[DESCRIPTION OF THE TASK] All lines in which the word "polaires" occurs are to be extracted.

[EXERCISE INPUT]
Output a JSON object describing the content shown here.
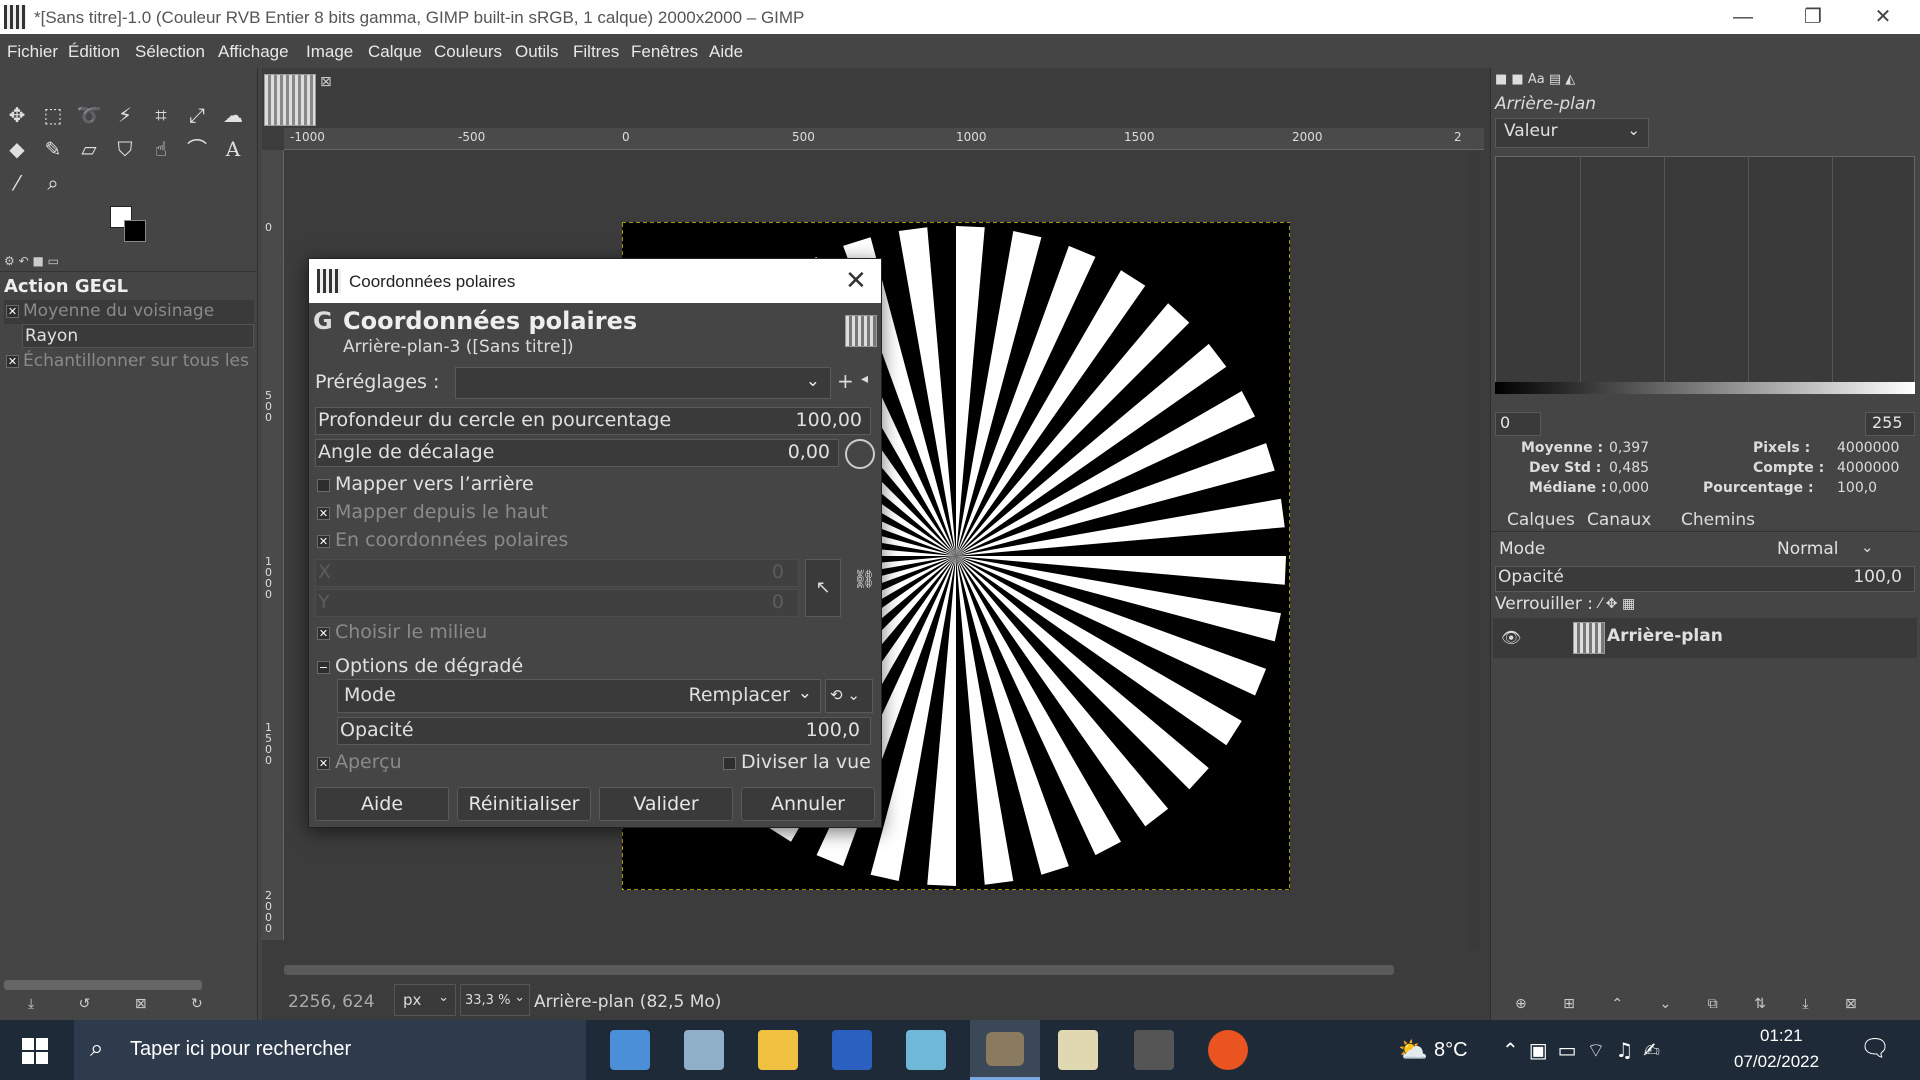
{
  "window": {
    "title": "*[Sans titre]-1.0 (Couleur RVB Entier 8 bits gamma, GIMP built-in sRGB, 1 calque) 2000x2000 – GIMP",
    "controls": [
      "—",
      "❐",
      "✕"
    ]
  },
  "menu": [
    "Fichier",
    "Édition",
    "Sélection",
    "Affichage",
    "Image",
    "Calque",
    "Couleurs",
    "Outils",
    "Filtres",
    "Fenêtres",
    "Aide"
  ],
  "toolbox": {
    "options_title": "Action GEGL",
    "options": [
      {
        "label": "Moyenne du voisinage",
        "checked": true
      },
      {
        "label": "Rayon",
        "checked": false
      },
      {
        "label": "Échantillonner sur tous les",
        "checked": true
      }
    ]
  },
  "ruler": {
    "h_labels": [
      "-1000",
      "-500",
      "0",
      "500",
      "1000",
      "1500",
      "2000",
      "2"
    ],
    "v_labels": [
      "0",
      "5\n0\n0",
      "1\n0\n0\n0",
      "1\n5\n0\n0",
      "2\n0\n0\n0"
    ]
  },
  "status": {
    "coords": "2256, 624",
    "unit": "px",
    "zoom": "33,3 %",
    "layer_info": "Arrière-plan (82,5 Mo)"
  },
  "dialog": {
    "window_title": "Coordonnées polaires",
    "header_title": "Coordonnées polaires",
    "header_sub": "Arrière-plan-3 ([Sans titre])",
    "presets_label": "Préréglages :",
    "presets_value": "",
    "depth_label": "Profondeur du cercle en pourcentage",
    "depth_value": "100,00",
    "angle_label": "Angle de décalage",
    "angle_value": "0,00",
    "map_back": "Mapper vers l’arrière",
    "map_top": "Mapper depuis le haut",
    "to_polar": "En coordonnées polaires",
    "x_label": "X",
    "x_value": "0",
    "y_label": "Y",
    "y_value": "0",
    "choose_middle": "Choisir le milieu",
    "blend_options": "Options de dégradé",
    "mode_label": "Mode",
    "mode_value": "Remplacer",
    "opacity_label": "Opacité",
    "opacity_value": "100,0",
    "preview": "Aperçu",
    "split_view": "Diviser la vue",
    "buttons": {
      "help": "Aide",
      "reset": "Réinitialiser",
      "ok": "Valider",
      "cancel": "Annuler"
    }
  },
  "histogram": {
    "layer": "Arrière-plan",
    "channel": "Valeur",
    "range_min": "0",
    "range_max": "255",
    "stats": {
      "mean_label": "Moyenne :",
      "mean": "0,397",
      "std_label": "Dev Std :",
      "std": "0,485",
      "median_label": "Médiane :",
      "median": "0,000",
      "pixels_label": "Pixels :",
      "pixels": "4000000",
      "count_label": "Compte :",
      "count": "4000000",
      "percent_label": "Pourcentage :",
      "percent": "100,0"
    }
  },
  "layers": {
    "tabs": [
      "Calques",
      "Canaux",
      "Chemins"
    ],
    "mode_label": "Mode",
    "mode_value": "Normal",
    "opacity_label": "Opacité",
    "opacity_value": "100,0",
    "lock_label": "Verrouiller :",
    "items": [
      {
        "name": "Arrière-plan",
        "visible": true
      }
    ]
  },
  "taskbar": {
    "search_placeholder": "Taper ici pour rechercher",
    "weather": "8°C",
    "time": "01:21",
    "date": "07/02/2022"
  },
  "colors": {
    "bg": "#454545",
    "canvas": "#3c3c3c",
    "taskbar": "#1f2a38"
  }
}
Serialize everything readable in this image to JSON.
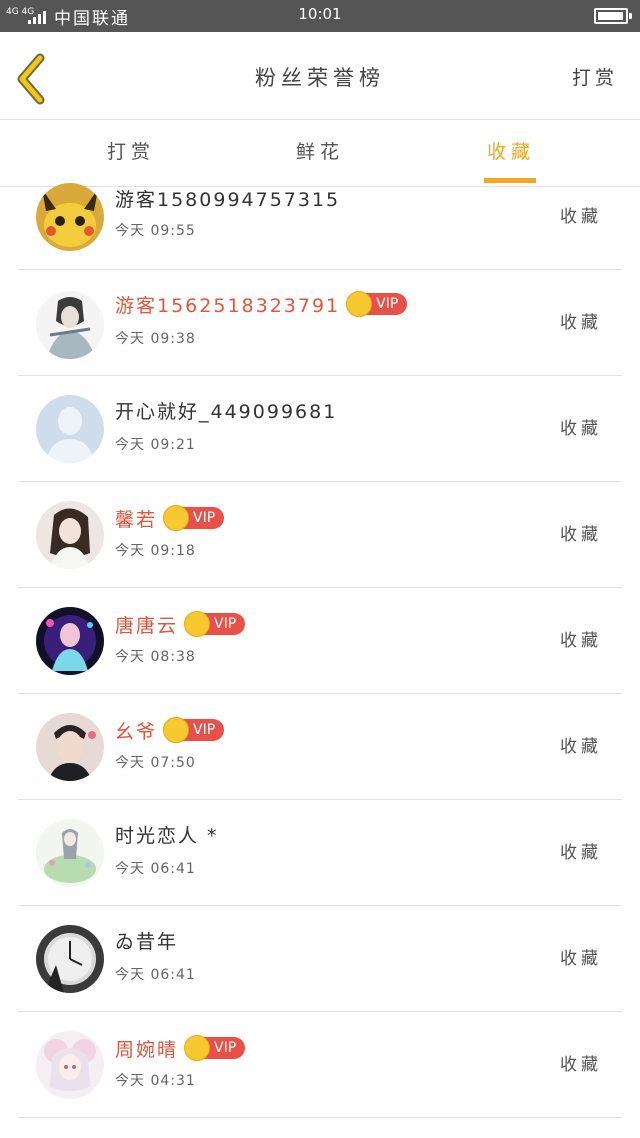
{
  "status_bar": {
    "network": "4G 4G",
    "carrier": "中国联通",
    "time": "10:01"
  },
  "header": {
    "title": "粉丝荣誉榜",
    "action": "打赏"
  },
  "tabs": [
    {
      "label": "打赏",
      "active": false
    },
    {
      "label": "鲜花",
      "active": false
    },
    {
      "label": "收藏",
      "active": true
    }
  ],
  "colors": {
    "accent": "#f5a623",
    "vip_name": "#e0563e",
    "vip_badge": "#e8514a",
    "crown": "#f7c930"
  },
  "rows": [
    {
      "name": "游客1580994757315",
      "time": "今天 09:55",
      "vip": false,
      "vip_label": "",
      "action": "收藏",
      "avatar": "pikachu-avatar"
    },
    {
      "name": "游客1562518323791",
      "time": "今天 09:38",
      "vip": true,
      "vip_label": "VIP",
      "action": "收藏",
      "avatar": "sketch-portrait-avatar"
    },
    {
      "name": "开心就好_449099681",
      "time": "今天 09:21",
      "vip": false,
      "vip_label": "",
      "action": "收藏",
      "avatar": "default-avatar"
    },
    {
      "name": "馨若",
      "time": "今天 09:18",
      "vip": true,
      "vip_label": "VIP",
      "action": "收藏",
      "avatar": "girl-photo-avatar"
    },
    {
      "name": "唐唐云",
      "time": "今天 08:38",
      "vip": true,
      "vip_label": "VIP",
      "action": "收藏",
      "avatar": "neon-girl-avatar"
    },
    {
      "name": "幺爷",
      "time": "今天 07:50",
      "vip": true,
      "vip_label": "VIP",
      "action": "收藏",
      "avatar": "man-photo-avatar"
    },
    {
      "name": "时光恋人 *",
      "time": "今天 06:41",
      "vip": false,
      "vip_label": "",
      "action": "收藏",
      "avatar": "illustration-avatar"
    },
    {
      "name": "ゐ昔年",
      "time": "今天 06:41",
      "vip": false,
      "vip_label": "",
      "action": "收藏",
      "avatar": "clock-avatar"
    },
    {
      "name": "周婉晴",
      "time": "今天 04:31",
      "vip": true,
      "vip_label": "VIP",
      "action": "收藏",
      "avatar": "anime-girl-avatar"
    }
  ]
}
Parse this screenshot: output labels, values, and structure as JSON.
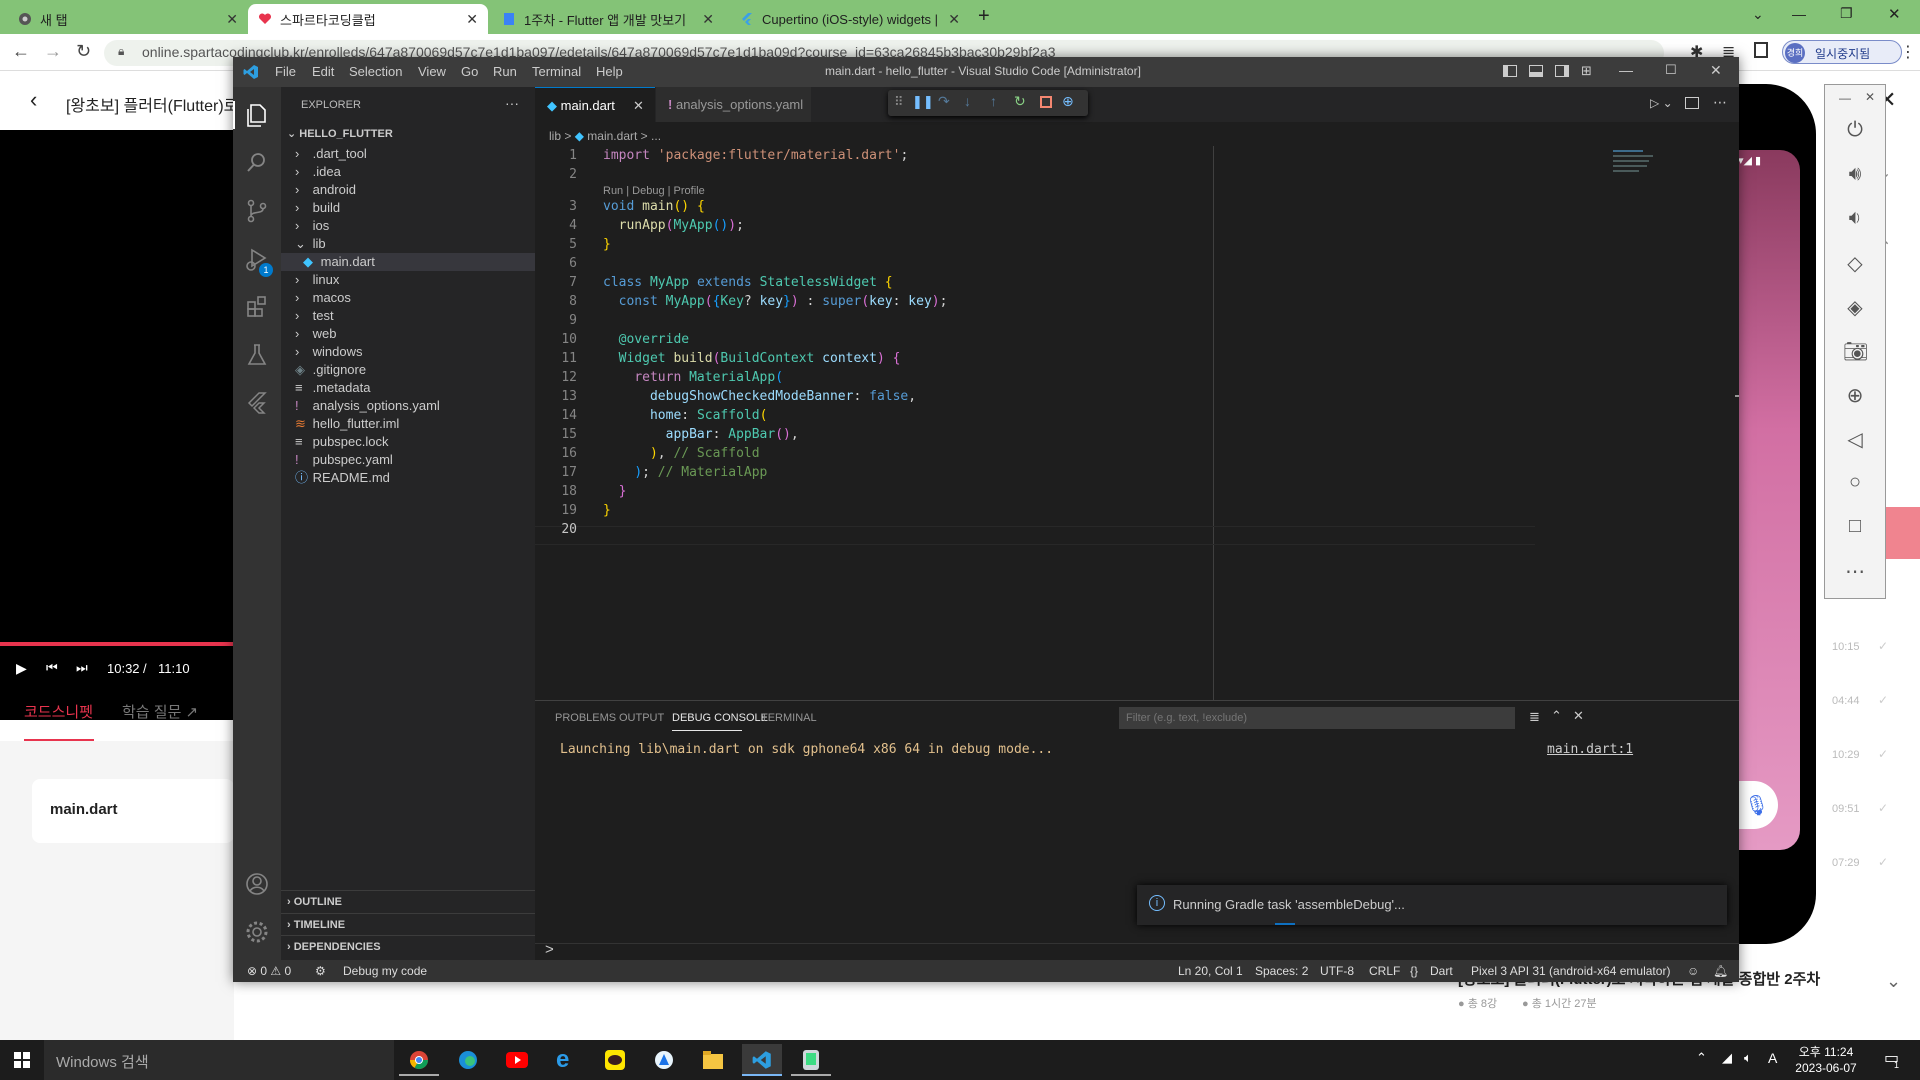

[TASK RESPONSE]
    "window_title": "Coordonnées polaires",
    "header_title": "Coordonnées polaires",
    "to_polar": "En coordonnées polaires",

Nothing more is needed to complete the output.